WORK TO COMPLETE →
Locate every line below that contains the word "input" and copy it.

Collected data entries:
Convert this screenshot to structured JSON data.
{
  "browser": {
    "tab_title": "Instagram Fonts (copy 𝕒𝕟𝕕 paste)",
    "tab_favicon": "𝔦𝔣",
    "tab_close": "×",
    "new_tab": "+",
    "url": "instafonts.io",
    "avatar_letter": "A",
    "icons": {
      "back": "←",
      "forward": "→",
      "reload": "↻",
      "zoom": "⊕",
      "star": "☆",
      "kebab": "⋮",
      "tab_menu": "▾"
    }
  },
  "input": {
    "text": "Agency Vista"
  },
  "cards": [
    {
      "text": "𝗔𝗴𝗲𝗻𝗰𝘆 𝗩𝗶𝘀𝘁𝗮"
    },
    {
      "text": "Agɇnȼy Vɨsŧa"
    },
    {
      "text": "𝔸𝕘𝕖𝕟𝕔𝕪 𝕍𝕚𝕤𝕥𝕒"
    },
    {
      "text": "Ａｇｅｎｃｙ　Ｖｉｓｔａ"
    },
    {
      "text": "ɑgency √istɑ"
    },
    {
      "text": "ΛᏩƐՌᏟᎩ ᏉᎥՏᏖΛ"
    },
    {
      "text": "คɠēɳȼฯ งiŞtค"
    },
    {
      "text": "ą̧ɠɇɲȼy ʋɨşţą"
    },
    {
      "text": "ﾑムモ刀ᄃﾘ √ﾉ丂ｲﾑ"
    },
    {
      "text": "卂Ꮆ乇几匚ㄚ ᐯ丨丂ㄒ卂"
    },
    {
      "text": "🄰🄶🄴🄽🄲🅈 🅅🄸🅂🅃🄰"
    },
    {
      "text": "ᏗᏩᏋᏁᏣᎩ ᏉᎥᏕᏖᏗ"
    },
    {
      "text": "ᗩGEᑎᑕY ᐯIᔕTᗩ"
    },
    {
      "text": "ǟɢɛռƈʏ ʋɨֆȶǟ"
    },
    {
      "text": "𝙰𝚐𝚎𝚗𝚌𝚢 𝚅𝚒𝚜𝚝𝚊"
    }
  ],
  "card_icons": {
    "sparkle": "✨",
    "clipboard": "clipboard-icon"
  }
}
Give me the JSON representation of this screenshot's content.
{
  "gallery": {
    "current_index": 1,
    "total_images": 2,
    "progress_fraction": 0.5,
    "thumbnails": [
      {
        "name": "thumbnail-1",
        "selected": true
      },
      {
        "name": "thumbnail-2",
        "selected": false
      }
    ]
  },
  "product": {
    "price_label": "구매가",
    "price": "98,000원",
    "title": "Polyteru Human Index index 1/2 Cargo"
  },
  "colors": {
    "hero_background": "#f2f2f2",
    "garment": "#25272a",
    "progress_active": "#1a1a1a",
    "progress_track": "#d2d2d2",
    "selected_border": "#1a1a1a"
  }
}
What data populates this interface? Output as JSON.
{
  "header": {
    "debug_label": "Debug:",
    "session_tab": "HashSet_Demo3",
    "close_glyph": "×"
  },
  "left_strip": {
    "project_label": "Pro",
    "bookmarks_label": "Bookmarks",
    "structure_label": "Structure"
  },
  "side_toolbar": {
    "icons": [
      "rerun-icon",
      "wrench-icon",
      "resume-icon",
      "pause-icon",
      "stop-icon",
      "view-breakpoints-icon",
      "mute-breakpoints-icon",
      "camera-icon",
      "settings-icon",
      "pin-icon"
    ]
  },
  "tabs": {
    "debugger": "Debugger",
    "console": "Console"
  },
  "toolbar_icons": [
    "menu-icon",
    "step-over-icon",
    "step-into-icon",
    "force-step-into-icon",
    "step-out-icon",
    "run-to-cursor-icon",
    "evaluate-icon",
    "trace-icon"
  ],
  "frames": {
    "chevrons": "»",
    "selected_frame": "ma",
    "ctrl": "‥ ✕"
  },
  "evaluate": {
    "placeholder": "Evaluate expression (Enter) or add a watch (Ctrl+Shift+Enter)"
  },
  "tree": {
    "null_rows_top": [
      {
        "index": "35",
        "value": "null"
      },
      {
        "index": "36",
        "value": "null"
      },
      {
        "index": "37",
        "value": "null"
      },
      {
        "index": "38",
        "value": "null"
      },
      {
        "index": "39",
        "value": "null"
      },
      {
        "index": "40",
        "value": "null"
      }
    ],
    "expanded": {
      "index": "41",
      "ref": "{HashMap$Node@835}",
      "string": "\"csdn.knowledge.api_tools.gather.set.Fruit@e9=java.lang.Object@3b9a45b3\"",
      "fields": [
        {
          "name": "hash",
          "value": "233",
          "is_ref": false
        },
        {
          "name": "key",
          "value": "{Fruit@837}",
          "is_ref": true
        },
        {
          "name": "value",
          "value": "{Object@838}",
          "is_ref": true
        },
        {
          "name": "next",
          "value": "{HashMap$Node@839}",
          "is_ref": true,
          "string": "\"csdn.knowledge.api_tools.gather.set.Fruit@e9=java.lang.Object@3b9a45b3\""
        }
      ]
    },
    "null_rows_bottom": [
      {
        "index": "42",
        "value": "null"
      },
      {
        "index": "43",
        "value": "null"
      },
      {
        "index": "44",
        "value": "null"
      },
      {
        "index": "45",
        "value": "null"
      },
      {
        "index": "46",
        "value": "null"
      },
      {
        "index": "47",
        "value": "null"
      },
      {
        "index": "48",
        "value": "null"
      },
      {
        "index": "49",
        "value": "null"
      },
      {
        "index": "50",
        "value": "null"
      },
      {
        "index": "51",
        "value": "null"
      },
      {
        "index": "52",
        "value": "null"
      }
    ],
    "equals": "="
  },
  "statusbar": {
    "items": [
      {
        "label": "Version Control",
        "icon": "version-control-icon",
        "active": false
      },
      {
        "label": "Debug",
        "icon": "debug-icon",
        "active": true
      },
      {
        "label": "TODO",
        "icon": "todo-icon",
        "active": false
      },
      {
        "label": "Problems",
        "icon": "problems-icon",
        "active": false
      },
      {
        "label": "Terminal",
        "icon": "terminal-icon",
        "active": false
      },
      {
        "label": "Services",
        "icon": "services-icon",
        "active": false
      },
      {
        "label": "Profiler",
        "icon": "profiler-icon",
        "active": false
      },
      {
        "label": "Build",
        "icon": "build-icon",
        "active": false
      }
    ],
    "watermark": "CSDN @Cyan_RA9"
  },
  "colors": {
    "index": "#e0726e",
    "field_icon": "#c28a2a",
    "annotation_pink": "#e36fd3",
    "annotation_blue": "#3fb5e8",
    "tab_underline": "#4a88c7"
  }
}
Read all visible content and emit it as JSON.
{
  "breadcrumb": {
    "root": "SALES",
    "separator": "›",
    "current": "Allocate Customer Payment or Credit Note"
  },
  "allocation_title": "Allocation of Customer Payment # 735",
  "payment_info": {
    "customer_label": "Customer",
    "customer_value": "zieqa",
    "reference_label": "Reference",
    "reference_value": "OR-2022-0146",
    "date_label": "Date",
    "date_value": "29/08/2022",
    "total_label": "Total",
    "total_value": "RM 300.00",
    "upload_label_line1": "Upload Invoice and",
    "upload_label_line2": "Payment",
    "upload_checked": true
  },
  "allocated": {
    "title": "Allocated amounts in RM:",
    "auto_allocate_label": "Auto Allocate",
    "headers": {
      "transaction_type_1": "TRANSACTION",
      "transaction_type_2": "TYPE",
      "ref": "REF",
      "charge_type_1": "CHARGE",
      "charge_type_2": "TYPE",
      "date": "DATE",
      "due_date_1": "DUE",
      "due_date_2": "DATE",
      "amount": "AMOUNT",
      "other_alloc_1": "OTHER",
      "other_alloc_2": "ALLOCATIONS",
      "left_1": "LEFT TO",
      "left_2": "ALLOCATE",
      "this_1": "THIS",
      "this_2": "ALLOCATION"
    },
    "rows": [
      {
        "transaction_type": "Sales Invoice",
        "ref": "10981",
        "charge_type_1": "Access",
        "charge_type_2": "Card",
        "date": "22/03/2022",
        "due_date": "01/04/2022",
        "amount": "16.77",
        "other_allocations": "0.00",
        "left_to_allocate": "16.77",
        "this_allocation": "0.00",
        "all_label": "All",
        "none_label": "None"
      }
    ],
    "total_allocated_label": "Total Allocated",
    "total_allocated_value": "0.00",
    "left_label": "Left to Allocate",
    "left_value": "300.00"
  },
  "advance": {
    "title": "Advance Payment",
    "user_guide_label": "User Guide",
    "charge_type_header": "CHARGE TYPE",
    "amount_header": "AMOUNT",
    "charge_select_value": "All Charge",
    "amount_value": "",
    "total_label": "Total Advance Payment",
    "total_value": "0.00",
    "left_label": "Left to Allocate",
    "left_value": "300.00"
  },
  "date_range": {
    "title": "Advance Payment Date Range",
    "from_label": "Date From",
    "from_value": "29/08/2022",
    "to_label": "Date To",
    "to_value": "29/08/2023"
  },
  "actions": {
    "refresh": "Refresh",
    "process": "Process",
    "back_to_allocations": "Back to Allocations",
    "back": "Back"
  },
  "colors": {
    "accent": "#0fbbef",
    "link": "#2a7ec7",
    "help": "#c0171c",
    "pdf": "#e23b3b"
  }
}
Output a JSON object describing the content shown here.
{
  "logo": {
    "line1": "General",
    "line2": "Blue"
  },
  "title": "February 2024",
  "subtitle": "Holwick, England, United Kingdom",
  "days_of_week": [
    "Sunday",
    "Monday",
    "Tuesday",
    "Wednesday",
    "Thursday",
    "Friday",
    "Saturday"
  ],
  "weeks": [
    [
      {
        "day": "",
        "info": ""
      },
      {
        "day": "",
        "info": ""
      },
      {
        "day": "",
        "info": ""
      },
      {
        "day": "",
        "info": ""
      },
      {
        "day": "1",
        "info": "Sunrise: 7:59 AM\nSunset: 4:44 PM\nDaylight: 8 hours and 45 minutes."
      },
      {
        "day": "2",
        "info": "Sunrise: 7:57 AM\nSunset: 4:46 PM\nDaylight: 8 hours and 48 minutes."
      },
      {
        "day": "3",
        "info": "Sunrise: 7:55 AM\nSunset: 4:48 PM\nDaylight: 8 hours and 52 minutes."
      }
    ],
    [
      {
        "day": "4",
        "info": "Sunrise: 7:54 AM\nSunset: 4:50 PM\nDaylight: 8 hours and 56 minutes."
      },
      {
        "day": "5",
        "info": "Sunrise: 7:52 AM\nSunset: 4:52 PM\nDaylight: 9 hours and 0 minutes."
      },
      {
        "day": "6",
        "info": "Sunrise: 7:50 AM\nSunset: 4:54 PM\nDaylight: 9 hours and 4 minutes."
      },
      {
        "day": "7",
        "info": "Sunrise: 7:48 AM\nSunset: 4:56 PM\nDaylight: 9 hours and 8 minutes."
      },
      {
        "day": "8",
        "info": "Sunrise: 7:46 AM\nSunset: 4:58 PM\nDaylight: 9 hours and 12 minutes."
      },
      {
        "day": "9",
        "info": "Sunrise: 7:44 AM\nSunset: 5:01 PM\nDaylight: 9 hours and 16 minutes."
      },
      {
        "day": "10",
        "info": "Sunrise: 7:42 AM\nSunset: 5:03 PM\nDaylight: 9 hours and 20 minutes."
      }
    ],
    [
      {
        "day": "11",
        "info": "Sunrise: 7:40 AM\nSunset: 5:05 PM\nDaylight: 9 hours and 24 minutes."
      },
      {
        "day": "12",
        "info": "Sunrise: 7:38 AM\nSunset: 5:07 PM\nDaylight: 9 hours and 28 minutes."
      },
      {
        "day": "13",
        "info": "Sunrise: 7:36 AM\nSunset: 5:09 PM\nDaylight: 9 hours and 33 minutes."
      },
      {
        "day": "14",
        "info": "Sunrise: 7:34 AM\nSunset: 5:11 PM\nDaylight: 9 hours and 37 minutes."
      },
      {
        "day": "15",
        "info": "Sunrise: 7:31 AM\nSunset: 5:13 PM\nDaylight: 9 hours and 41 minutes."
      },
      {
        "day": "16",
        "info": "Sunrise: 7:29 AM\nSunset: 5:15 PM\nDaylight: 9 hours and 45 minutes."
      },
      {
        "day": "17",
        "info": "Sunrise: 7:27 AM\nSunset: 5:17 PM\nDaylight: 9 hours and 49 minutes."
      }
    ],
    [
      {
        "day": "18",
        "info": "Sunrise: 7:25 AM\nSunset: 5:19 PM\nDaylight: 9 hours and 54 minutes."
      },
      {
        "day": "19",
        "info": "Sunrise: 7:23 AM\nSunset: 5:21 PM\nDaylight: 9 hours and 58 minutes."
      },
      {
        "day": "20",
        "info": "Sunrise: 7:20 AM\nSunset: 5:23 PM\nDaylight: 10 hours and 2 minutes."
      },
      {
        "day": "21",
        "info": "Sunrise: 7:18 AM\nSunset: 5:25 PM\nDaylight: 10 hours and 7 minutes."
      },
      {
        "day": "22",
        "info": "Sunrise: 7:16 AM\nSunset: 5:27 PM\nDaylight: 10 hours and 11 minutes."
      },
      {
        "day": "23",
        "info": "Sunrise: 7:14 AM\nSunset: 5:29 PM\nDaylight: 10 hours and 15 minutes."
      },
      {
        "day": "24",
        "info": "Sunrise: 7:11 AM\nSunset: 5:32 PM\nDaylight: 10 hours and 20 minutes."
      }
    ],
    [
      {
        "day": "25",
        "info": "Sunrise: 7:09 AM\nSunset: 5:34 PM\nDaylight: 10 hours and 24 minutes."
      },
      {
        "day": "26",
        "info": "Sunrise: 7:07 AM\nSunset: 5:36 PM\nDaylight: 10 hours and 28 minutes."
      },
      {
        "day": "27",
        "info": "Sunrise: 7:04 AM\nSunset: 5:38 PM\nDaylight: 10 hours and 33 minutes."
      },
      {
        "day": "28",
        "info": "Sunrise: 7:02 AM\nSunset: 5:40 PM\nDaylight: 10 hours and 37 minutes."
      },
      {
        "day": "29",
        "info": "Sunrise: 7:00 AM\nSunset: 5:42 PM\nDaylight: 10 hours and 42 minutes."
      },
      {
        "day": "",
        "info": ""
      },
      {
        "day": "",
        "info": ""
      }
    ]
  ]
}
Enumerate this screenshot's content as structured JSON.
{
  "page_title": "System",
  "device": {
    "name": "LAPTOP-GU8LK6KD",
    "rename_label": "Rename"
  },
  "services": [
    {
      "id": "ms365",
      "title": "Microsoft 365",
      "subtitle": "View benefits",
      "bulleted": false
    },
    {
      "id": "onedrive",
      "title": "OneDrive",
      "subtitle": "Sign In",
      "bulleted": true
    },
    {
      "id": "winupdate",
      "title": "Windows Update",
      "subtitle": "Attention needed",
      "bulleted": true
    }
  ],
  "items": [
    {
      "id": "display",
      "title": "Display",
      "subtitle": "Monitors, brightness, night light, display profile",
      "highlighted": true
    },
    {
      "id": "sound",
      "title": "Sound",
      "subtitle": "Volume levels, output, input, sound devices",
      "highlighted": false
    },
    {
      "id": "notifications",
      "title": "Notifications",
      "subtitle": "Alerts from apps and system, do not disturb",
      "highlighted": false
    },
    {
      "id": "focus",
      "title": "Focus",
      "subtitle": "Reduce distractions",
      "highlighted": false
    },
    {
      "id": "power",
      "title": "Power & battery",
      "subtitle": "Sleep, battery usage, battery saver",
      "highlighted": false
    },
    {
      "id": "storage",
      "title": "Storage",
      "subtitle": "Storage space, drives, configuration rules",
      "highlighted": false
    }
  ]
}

CORRECT OUTPUT →
  "input": {
      "subtitle": "Volume levels, output, input, sound devices",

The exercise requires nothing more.